Directions: Copy, in full, each line of the material that holds the word "dropdown".

(Records from a data collection)
╭──

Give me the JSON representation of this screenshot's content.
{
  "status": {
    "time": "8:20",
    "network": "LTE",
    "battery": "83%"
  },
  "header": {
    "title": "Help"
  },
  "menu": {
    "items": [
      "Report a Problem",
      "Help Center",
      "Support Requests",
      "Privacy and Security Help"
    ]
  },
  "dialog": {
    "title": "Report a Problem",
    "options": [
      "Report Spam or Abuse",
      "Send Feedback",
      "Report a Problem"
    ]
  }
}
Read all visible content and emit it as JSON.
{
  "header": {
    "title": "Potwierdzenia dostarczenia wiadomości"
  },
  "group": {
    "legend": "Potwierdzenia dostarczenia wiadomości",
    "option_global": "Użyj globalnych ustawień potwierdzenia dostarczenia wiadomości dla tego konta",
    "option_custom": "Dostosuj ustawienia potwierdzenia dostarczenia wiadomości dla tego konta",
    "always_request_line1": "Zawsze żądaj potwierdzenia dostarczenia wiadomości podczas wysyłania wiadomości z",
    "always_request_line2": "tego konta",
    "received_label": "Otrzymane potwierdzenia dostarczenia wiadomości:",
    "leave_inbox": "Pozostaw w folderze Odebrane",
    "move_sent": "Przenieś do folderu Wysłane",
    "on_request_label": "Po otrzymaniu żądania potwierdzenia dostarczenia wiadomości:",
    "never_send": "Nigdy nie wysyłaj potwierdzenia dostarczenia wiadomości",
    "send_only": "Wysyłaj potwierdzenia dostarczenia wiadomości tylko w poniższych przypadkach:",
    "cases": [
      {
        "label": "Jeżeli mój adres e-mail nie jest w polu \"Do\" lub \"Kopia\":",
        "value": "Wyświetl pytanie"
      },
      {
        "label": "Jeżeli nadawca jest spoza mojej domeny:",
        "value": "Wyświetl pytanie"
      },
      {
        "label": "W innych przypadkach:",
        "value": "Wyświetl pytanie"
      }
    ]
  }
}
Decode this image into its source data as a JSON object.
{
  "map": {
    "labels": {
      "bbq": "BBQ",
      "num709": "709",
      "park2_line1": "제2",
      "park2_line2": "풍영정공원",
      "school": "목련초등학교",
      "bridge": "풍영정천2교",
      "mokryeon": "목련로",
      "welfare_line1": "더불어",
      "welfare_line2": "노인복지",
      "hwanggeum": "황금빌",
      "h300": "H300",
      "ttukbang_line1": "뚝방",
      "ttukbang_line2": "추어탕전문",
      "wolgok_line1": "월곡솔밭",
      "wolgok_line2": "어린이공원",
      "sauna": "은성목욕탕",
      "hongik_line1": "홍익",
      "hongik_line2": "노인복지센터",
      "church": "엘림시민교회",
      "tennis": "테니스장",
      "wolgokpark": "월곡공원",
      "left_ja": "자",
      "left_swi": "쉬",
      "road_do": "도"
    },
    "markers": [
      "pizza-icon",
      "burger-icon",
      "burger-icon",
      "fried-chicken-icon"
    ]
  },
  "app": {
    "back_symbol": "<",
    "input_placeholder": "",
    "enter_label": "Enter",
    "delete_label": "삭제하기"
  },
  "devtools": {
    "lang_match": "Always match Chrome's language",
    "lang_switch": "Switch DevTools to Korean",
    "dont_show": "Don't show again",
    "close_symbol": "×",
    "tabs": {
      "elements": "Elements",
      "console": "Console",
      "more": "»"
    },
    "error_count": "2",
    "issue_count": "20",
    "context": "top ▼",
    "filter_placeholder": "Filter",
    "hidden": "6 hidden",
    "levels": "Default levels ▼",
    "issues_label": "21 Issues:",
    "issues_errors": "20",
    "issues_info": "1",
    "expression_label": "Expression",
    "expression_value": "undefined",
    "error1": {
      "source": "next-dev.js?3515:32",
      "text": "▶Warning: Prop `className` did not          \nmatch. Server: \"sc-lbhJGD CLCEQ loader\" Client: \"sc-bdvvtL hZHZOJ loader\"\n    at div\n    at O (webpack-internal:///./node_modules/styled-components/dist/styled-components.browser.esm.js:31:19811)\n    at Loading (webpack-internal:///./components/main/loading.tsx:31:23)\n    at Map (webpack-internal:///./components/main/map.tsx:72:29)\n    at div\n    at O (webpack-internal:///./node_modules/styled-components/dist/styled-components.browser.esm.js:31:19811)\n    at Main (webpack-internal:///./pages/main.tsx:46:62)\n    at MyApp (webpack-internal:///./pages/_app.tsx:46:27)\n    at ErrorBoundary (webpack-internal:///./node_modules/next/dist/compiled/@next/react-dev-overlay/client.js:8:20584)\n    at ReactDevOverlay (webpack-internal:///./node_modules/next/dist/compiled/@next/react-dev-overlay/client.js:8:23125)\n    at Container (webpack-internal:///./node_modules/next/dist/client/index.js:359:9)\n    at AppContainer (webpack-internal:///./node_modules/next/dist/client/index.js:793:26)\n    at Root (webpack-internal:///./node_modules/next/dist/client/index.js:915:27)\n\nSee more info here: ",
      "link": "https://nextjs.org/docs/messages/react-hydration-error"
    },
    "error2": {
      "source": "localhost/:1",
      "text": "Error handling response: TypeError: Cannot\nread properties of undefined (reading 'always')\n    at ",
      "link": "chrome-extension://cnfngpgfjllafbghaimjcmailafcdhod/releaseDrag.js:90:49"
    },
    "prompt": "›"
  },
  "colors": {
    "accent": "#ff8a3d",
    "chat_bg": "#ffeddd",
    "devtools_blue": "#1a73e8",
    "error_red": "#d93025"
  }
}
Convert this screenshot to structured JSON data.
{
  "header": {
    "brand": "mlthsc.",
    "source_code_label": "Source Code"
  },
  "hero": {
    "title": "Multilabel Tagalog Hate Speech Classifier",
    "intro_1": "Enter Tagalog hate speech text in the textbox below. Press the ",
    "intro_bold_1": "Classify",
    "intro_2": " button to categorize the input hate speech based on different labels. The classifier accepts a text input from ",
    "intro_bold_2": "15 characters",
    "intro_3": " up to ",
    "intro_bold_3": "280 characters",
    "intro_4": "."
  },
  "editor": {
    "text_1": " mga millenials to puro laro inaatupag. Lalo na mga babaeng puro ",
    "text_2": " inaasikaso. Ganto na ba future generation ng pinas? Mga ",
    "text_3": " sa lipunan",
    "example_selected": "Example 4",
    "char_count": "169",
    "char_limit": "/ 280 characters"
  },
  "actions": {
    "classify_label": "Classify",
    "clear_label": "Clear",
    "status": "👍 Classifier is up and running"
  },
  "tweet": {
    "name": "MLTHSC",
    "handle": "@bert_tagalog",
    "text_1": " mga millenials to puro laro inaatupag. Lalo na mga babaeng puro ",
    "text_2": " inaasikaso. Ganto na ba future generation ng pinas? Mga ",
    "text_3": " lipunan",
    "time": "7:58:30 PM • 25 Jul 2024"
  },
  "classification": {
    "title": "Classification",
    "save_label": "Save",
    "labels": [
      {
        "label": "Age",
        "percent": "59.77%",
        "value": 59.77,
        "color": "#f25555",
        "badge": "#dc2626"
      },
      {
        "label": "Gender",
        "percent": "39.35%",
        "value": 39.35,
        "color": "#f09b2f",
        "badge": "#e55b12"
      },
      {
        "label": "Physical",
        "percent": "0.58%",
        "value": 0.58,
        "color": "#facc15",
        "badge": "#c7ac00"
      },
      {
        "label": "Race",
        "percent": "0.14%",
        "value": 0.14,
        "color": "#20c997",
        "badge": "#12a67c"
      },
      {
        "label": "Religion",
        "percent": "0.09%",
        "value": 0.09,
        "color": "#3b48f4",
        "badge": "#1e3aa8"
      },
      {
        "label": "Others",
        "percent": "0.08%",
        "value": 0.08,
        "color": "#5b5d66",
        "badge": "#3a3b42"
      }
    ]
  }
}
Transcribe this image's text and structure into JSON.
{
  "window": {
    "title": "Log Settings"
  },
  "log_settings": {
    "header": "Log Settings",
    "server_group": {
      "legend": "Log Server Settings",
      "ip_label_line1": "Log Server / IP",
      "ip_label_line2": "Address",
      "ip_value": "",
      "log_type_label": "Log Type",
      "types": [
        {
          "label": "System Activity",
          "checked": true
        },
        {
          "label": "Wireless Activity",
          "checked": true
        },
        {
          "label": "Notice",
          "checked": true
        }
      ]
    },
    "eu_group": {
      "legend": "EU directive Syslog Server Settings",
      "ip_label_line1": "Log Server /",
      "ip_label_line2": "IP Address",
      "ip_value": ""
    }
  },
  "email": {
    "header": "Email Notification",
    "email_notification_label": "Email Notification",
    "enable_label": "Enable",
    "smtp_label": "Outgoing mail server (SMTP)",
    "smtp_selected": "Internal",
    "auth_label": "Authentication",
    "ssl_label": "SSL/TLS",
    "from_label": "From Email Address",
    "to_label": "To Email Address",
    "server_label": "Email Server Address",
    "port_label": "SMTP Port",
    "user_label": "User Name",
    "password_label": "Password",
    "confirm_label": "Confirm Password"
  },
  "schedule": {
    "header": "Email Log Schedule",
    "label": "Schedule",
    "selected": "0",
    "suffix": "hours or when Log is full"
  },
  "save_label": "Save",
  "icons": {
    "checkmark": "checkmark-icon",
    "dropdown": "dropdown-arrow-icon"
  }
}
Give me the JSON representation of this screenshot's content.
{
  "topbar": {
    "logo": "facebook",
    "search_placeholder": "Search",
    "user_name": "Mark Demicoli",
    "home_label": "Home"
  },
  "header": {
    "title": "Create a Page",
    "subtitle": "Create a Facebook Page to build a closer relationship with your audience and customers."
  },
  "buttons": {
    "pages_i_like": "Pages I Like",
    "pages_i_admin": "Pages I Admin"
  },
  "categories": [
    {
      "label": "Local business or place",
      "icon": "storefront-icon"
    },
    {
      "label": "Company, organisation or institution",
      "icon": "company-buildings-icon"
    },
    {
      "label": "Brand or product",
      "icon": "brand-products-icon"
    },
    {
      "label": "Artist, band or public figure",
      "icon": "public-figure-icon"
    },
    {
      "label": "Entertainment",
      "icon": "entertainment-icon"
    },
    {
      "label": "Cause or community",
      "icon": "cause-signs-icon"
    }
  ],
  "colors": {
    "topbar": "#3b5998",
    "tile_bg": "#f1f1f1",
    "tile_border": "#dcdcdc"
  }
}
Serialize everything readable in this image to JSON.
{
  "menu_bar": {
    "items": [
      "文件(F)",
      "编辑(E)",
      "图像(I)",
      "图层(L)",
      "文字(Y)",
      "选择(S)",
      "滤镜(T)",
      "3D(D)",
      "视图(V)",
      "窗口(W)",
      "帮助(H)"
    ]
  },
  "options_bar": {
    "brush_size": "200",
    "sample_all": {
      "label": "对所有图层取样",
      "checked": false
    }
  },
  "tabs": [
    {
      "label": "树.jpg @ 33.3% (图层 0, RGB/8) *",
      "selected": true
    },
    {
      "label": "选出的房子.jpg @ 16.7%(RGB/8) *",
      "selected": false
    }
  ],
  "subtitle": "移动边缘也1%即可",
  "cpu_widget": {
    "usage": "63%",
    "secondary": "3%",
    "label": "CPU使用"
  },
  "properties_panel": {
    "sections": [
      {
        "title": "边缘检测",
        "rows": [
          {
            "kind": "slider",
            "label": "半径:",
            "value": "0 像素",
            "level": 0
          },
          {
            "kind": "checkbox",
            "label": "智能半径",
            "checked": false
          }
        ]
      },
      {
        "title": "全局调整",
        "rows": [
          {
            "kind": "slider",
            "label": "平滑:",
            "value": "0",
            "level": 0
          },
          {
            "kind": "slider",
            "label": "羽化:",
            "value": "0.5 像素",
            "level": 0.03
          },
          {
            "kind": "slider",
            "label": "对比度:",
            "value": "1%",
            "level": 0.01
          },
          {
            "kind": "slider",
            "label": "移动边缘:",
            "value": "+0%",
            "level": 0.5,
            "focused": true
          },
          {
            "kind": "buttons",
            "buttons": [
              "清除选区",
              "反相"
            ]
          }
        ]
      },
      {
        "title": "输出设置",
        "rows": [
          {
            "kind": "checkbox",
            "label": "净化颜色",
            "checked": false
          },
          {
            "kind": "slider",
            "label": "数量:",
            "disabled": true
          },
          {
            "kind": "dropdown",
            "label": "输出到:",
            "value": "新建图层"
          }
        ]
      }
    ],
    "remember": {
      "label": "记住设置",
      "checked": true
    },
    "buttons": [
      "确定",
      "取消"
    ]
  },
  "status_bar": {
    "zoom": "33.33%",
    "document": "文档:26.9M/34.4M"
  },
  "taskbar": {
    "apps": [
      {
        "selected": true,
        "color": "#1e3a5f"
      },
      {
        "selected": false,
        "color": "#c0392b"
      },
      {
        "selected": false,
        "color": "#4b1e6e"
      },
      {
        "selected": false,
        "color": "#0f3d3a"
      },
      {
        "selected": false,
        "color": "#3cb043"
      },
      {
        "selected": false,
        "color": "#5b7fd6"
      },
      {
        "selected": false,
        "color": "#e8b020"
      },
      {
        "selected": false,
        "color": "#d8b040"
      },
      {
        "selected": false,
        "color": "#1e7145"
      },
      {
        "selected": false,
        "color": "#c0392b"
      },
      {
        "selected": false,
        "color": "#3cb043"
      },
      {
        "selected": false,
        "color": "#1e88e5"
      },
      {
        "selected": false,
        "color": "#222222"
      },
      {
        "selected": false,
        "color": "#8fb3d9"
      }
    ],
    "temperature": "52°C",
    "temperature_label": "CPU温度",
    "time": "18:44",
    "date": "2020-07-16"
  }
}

╰──

Solution:
    "dropdown": "dropdown-arrow-icon"
            "kind": "dropdown",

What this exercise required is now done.